- [TO BE DONE]: Pull every line containing "card" out of the material below.

---- INPUT DATA

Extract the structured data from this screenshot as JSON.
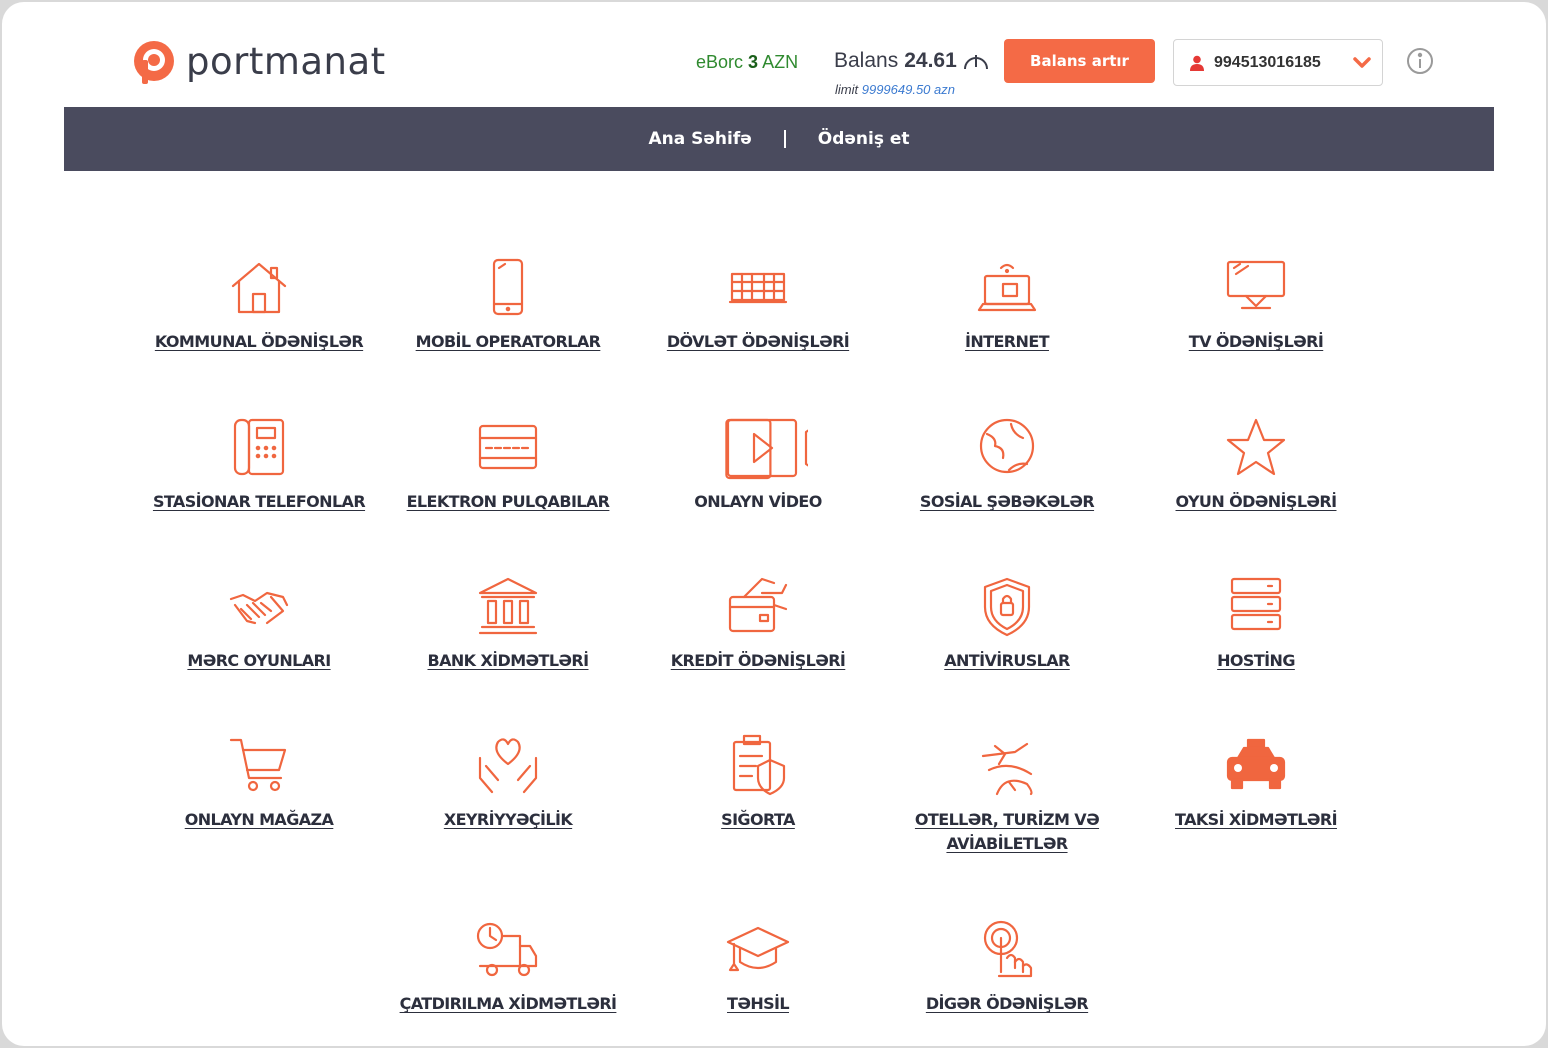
{
  "brand": {
    "name": "portmanat",
    "color": "#f46a46"
  },
  "header": {
    "eborc_prefix": "eBorc",
    "eborc_amount": "3",
    "eborc_currency": "AZN",
    "balance_label": "Balans",
    "balance_value": "24.61",
    "limit_label": "limit",
    "limit_value": "9999649.50 azn",
    "topup_button": "Balans artır",
    "account_phone": "994513016185"
  },
  "nav": {
    "items": [
      "Ana Səhifə",
      "Ödəniş et"
    ]
  },
  "categories": [
    {
      "label": "KOMMUNAL ÖDƏNİŞLƏR",
      "icon": "house-icon"
    },
    {
      "label": "MOBİL OPERATORLAR",
      "icon": "mobile-phone-icon"
    },
    {
      "label": "DÖVLƏT ÖDƏNİŞLƏRİ",
      "icon": "government-building-icon"
    },
    {
      "label": "İNTERNET",
      "icon": "laptop-wifi-icon"
    },
    {
      "label": "TV ÖDƏNİŞLƏRİ",
      "icon": "tv-icon"
    },
    {
      "label": "STASİONAR TELEFONLAR",
      "icon": "desk-phone-icon"
    },
    {
      "label": "ELEKTRON PULQABILAR",
      "icon": "card-wallet-icon"
    },
    {
      "label": "ONLAYN VİDEO",
      "icon": "video-camera-icon"
    },
    {
      "label": "SOSİAL ŞƏBƏKƏLƏR",
      "icon": "globe-icon"
    },
    {
      "label": "OYUN ÖDƏNİŞLƏRİ",
      "icon": "star-icon"
    },
    {
      "label": "MƏRC OYUNLARI",
      "icon": "handshake-icon"
    },
    {
      "label": "BANK XİDMƏTLƏRİ",
      "icon": "bank-icon"
    },
    {
      "label": "KREDİT ÖDƏNİŞLƏRİ",
      "icon": "credit-card-hand-icon"
    },
    {
      "label": "ANTİVİRUSLAR",
      "icon": "shield-lock-icon"
    },
    {
      "label": "HOSTİNG",
      "icon": "server-icon"
    },
    {
      "label": "ONLAYN MAĞAZA",
      "icon": "shopping-cart-icon"
    },
    {
      "label": "XEYRİYYƏÇİLİK",
      "icon": "heart-hands-icon"
    },
    {
      "label": "SIĞORTA",
      "icon": "insurance-document-icon"
    },
    {
      "label": "OTELLƏR, TURİZM VƏ AVİABİLETLƏR",
      "icon": "plane-globe-icon"
    },
    {
      "label": "TAKSİ XİDMƏTLƏRİ",
      "icon": "taxi-icon"
    },
    {
      "label": "ÇATDIRILMA XİDMƏTLƏRİ",
      "icon": "delivery-truck-icon"
    },
    {
      "label": "TƏHSİL",
      "icon": "graduation-cap-icon"
    },
    {
      "label": "DİGƏR ÖDƏNİŞLƏR",
      "icon": "tap-finger-icon"
    }
  ]
}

--------

- [EXERCISE SOLUTION]:
      "icon": "card-wallet-icon"
      "icon": "credit-card-hand-icon"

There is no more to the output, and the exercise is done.